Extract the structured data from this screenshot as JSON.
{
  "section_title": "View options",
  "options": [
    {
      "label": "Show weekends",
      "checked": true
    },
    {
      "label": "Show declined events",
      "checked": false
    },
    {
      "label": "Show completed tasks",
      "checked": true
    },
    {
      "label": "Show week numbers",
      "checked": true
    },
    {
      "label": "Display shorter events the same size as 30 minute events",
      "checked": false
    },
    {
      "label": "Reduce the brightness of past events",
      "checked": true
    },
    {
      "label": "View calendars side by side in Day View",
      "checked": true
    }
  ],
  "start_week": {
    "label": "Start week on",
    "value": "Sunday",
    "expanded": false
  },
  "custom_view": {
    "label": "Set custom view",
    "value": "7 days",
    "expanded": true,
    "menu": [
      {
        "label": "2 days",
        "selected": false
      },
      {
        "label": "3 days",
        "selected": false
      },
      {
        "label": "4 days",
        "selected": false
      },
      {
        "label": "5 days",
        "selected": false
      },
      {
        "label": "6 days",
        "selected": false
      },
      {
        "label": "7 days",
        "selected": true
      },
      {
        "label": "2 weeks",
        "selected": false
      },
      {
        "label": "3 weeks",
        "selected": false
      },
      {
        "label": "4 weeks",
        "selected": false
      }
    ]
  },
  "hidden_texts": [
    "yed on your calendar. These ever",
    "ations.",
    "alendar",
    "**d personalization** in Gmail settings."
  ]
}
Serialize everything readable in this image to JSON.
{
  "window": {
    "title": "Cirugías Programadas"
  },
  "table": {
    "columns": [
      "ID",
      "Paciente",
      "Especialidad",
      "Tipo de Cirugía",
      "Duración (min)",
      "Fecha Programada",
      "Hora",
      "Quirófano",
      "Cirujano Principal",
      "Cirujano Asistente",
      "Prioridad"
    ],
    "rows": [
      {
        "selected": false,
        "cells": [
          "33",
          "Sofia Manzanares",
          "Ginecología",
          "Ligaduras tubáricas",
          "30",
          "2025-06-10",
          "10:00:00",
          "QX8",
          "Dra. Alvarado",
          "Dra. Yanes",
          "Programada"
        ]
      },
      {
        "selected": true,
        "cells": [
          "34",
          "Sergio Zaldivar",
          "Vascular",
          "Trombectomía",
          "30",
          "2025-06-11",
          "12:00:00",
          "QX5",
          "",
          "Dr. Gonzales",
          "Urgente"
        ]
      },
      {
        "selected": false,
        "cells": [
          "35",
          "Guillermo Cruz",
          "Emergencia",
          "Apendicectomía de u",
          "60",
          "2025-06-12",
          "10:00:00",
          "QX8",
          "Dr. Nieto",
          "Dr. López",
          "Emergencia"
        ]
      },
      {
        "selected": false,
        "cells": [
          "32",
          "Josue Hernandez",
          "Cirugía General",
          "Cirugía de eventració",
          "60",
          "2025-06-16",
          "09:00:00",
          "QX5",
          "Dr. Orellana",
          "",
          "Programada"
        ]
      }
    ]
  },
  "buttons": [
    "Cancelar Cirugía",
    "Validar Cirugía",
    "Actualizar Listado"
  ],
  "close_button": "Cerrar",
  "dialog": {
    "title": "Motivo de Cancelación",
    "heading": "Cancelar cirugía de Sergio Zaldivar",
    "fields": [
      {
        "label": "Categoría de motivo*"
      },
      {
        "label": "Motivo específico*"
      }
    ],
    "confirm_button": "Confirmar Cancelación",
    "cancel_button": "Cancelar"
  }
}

= = = =

EXERCISE BRIEF | Every record above must be duplicated exactly.

TASK ANSWER |
Extract the structured data from this screenshot as JSON.
{
  "section_title": "View options",
  "options": [
    {
      "label": "Show weekends",
      "checked": true
    },
    {
      "label": "Show declined events",
      "checked": false
    },
    {
      "label": "Show completed tasks",
      "checked": true
    },
    {
      "label": "Show week numbers",
      "checked": true
    },
    {
      "label": "Display shorter events the same size as 30 minute events",
      "checked": false
    },
    {
      "label": "Reduce the brightness of past events",
      "checked": true
    },
    {
      "label": "View calendars side by side in Day View",
      "checked": true
    }
  ],
  "start_week": {
    "label": "Start week on",
    "value": "Sunday",
    "expanded": false
  },
  "custom_view": {
    "label": "Set custom view",
    "value": "7 days",
    "expanded": true,
    "menu": [
      {
        "label": "2 days",
        "selected": false
      },
      {
        "label": "3 days",
        "selected": false
      },
      {
        "label": "4 days",
        "selected": false
      },
      {
        "label": "5 days",
        "selected": false
      },
      {
        "label": "6 days",
        "selected": false
      },
      {
        "label": "7 days",
        "selected": true
      },
      {
        "label": "2 weeks",
        "selected": false
      },
      {
        "label": "3 weeks",
        "selected": false
      },
      {
        "label": "4 weeks",
        "selected": false
      }
    ]
  },
  "hidden_texts": [
    "yed on your calendar. These ever",
    "ations.",
    "alendar",
    "**d personalization** in Gmail settings."
  ]
}
Serialize everything readable in this image to JSON.
{
  "window": {
    "title": "Cirugías Programadas"
  },
  "table": {
    "columns": [
      "ID",
      "Paciente",
      "Especialidad",
      "Tipo de Cirugía",
      "Duración (min)",
      "Fecha Programada",
      "Hora",
      "Quirófano",
      "Cirujano Principal",
      "Cirujano Asistente",
      "Prioridad"
    ],
    "rows": [
      {
        "selected": false,
        "cells": [
          "33",
          "Sofia Manzanares",
          "Ginecología",
          "Ligaduras tubáricas",
          "30",
          "2025-06-10",
          "10:00:00",
          "QX8",
          "Dra. Alvarado",
          "Dra. Yanes",
          "Programada"
        ]
      },
      {
        "selected": true,
        "cells": [
          "34",
          "Sergio Zaldivar",
          "Vascular",
          "Trombectomía",
          "30",
          "2025-06-11",
          "12:00:00",
          "QX5",
          "",
          "Dr. Gonzales",
          "Urgente"
        ]
      },
      {
        "selected": false,
        "cells": [
          "35",
          "Guillermo Cruz",
          "Emergencia",
          "Apendicectomía de u",
          "60",
          "2025-06-12",
          "10:00:00",
          "QX8",
          "Dr. Nieto",
          "Dr. López",
          "Emergencia"
        ]
      },
      {
        "selected": false,
        "cells": [
          "32",
          "Josue Hernandez",
          "Cirugía General",
          "Cirugía de eventració",
          "60",
          "2025-06-16",
          "09:00:00",
          "QX5",
          "Dr. Orellana",
          "",
          "Programada"
        ]
      }
    ]
  },
  "buttons": [
    "Cancelar Cirugía",
    "Validar Cirugía",
    "Actualizar Listado"
  ],
  "close_button": "Cerrar",
  "dialog": {
    "title": "Motivo de Cancelación",
    "heading": "Cancelar cirugía de Sergio Zaldivar",
    "fields": [
      {
        "label": "Categoría de motivo*"
      },
      {
        "label": "Motivo específico*"
      }
    ],
    "confirm_button": "Confirmar Cancelación",
    "cancel_button": "Cancelar"
  }
}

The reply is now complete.